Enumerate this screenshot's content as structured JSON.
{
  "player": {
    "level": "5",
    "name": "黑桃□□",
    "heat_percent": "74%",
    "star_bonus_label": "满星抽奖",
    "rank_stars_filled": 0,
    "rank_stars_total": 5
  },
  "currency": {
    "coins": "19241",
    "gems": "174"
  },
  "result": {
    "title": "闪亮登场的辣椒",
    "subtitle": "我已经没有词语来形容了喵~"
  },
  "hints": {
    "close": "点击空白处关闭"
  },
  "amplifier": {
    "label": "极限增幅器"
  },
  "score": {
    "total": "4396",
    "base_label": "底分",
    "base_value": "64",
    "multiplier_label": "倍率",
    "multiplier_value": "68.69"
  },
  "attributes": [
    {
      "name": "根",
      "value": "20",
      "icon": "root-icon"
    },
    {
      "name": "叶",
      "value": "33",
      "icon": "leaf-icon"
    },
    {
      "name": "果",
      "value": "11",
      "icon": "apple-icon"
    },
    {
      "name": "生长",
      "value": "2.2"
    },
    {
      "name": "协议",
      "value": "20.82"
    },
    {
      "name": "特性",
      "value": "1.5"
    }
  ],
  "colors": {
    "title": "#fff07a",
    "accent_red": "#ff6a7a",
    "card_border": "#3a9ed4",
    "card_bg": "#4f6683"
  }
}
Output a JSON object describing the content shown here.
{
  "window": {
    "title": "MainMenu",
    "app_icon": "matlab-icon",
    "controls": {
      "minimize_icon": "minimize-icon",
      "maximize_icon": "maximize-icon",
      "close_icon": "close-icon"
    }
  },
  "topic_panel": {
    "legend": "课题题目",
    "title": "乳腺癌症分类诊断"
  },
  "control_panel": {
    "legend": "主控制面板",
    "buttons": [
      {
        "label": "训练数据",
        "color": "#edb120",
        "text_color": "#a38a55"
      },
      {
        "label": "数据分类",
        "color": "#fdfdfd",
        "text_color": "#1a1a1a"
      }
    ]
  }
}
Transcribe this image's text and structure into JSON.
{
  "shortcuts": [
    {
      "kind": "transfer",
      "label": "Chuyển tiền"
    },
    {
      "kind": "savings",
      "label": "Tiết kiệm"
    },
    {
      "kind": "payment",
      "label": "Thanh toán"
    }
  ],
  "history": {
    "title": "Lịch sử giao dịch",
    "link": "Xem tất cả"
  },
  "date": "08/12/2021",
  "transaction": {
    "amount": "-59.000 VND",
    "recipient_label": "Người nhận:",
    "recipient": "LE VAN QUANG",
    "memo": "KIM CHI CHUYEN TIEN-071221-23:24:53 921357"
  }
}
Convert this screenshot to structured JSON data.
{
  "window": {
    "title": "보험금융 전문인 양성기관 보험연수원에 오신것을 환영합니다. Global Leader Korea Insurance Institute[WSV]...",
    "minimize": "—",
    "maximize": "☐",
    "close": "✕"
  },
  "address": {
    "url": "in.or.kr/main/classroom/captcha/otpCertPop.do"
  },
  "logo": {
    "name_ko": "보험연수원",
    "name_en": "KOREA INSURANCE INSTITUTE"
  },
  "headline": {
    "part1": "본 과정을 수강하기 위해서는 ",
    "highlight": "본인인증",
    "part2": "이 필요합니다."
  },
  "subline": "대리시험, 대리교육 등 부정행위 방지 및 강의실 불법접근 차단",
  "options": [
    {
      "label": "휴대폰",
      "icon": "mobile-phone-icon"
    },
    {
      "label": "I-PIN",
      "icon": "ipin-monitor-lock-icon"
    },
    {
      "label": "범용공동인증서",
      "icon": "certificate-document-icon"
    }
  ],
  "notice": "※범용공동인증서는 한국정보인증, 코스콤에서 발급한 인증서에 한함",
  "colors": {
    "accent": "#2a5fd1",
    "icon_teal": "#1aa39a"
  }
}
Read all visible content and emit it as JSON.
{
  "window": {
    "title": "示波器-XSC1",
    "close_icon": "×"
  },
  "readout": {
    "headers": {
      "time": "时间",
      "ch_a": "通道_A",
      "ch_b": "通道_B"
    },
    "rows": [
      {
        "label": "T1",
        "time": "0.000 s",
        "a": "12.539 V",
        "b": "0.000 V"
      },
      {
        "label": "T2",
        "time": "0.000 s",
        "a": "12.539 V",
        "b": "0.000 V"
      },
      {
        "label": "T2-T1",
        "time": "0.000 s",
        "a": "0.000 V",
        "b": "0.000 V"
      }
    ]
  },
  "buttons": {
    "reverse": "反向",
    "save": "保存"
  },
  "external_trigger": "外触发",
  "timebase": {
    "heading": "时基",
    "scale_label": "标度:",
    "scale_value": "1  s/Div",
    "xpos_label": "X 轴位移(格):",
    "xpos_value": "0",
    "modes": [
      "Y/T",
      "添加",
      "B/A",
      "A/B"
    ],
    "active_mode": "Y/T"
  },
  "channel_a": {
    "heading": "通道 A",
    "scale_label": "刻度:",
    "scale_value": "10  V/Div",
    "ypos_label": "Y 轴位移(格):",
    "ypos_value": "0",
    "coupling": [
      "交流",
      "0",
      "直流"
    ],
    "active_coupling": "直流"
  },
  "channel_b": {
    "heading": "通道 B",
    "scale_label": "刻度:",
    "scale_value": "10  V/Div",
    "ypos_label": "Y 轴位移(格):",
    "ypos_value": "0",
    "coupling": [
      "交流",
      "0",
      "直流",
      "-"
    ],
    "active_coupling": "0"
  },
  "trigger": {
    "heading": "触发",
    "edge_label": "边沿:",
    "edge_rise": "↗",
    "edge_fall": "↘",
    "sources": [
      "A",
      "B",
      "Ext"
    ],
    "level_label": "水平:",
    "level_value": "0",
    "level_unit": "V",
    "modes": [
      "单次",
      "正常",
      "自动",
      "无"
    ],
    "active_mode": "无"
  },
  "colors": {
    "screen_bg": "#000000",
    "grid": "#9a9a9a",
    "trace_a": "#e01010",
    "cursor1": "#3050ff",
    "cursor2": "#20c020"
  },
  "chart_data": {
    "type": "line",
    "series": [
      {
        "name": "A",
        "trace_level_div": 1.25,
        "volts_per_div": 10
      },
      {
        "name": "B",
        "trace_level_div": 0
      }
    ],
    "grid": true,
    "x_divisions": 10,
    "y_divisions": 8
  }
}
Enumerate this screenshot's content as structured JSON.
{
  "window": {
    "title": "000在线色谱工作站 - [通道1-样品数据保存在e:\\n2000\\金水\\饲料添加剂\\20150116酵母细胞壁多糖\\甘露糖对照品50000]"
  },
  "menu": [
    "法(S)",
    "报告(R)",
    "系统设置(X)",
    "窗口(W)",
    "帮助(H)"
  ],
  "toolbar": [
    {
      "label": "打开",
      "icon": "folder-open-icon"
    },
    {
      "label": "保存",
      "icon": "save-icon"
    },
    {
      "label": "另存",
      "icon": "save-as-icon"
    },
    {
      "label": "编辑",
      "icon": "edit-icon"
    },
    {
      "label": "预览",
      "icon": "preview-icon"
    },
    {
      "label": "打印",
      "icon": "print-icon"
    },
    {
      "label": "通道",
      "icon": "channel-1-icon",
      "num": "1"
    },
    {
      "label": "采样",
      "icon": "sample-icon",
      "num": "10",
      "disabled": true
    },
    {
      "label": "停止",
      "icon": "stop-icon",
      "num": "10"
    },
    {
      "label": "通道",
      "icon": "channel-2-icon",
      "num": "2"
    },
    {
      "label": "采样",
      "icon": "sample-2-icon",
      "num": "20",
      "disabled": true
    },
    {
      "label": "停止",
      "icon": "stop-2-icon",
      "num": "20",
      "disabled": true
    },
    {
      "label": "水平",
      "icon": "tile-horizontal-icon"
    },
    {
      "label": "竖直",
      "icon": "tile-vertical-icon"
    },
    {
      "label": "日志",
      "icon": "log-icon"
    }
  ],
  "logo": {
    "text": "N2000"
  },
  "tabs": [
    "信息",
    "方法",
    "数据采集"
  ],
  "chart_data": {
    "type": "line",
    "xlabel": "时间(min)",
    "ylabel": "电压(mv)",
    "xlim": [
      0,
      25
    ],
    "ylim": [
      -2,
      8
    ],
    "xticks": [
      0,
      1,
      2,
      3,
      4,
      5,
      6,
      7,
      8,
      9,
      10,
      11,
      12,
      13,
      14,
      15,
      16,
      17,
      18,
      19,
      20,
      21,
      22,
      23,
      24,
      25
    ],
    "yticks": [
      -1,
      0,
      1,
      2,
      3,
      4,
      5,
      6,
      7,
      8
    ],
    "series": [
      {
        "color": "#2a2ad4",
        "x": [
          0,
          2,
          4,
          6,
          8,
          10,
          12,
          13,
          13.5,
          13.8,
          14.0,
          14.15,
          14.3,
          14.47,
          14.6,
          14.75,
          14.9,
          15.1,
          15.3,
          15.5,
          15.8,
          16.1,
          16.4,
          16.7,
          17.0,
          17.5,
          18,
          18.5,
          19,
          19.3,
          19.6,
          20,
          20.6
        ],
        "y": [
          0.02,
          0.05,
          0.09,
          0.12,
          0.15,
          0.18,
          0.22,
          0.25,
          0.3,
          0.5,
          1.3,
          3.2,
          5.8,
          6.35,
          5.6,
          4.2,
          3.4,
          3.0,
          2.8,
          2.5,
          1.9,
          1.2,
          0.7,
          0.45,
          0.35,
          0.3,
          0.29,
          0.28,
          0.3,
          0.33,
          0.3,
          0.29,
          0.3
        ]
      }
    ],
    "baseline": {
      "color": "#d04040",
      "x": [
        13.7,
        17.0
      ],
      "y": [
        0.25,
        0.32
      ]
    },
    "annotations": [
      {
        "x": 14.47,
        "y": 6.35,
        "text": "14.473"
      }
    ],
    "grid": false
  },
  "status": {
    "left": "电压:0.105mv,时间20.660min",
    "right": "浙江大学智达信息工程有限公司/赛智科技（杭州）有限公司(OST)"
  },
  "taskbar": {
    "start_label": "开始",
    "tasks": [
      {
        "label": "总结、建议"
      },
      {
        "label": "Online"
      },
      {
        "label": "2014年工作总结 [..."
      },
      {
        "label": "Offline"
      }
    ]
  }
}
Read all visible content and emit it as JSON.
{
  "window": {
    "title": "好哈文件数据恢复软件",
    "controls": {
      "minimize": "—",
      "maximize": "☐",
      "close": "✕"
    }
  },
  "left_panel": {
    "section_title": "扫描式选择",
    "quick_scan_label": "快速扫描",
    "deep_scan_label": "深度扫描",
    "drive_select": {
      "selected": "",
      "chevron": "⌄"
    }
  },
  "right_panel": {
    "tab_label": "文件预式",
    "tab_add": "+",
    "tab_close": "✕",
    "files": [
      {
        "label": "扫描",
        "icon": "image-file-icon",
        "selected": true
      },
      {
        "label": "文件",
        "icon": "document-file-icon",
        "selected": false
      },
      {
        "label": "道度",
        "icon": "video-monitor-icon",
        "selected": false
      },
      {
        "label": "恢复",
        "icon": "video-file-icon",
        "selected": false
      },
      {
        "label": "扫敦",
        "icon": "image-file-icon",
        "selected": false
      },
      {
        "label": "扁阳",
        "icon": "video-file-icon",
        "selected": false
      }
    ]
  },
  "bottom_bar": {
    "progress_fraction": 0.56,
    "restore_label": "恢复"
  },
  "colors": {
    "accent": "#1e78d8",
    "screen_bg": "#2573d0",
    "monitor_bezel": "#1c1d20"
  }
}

■ ■ ■ ■ ■ ■ ■

Work instructions: Return all lines with the word "maximize" in them.

Task response:
      "maximize_icon": "maximize-icon",
    "maximize": "☐",
      "maximize": "☐",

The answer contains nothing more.